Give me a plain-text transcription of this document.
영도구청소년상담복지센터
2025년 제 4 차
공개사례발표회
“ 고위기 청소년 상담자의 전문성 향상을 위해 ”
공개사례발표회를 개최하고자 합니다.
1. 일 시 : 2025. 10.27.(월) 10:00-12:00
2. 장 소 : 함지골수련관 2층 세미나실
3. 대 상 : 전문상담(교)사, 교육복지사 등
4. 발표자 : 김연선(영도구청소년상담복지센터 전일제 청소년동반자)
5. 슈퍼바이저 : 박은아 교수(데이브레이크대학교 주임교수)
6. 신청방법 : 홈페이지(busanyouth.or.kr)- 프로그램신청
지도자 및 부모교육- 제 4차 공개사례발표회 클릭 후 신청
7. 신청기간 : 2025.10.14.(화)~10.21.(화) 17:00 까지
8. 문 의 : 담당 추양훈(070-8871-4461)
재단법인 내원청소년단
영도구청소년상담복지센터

**Your goal:**
Return the whole listing exactly, with every line included.

**Response to the task:**
Give me a plain-text transcription of this document.
영도구청소년상담복지센터
2025년 제 4 차
공개사례발표회
“ 고위기 청소년 상담자의 전문성 향상을 위해 ”
공개사례발표회를 개최하고자 합니다.
1. 일 시 : 2025. 10.27.(월) 10:00-12:00
2. 장 소 : 함지골수련관 2층 세미나실
3. 대 상 : 전문상담(교)사, 교육복지사 등
4. 발표자 : 김연선(영도구청소년상담복지센터 전일제 청소년동반자)
5. 슈퍼바이저 : 박은아 교수(데이브레이크대학교 주임교수)
6. 신청방법 : 홈페이지(busanyouth.or.kr)- 프로그램신청
지도자 및 부모교육- 제 4차 공개사례발표회 클릭 후 신청
7. 신청기간 : 2025.10.14.(화)~10.21.(화) 17:00 까지
8. 문 의 : 담당 추양훈(070-8871-4461)
재단법인 내원청소년단
영도구청소년상담복지센터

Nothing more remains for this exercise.